- [Work to be completed]: Search the material below for the word "hashtag". Copy every line that has it.

* start Exercise data *

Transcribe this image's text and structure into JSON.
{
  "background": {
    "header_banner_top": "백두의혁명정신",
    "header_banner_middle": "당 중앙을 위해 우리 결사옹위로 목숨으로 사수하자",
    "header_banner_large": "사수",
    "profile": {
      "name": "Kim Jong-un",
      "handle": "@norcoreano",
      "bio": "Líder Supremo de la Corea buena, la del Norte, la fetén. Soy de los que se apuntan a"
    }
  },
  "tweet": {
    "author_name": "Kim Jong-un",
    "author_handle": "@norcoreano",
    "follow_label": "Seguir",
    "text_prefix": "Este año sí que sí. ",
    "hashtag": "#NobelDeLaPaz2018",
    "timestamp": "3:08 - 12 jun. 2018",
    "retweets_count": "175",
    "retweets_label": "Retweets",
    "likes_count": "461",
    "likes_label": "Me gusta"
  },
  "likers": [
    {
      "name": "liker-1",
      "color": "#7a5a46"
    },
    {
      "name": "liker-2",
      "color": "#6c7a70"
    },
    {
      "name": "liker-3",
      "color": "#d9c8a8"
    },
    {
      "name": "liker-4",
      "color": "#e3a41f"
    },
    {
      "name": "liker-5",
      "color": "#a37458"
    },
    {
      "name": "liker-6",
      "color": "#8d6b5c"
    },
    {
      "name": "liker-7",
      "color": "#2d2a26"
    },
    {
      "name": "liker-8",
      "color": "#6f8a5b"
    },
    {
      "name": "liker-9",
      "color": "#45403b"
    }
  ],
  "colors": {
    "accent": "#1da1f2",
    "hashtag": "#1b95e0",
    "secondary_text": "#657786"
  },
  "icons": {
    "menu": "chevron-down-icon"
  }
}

* end Exercise data *

- [The completed task]:
    "hashtag": "#NobelDeLaPaz2018",
    "hashtag": "#1b95e0",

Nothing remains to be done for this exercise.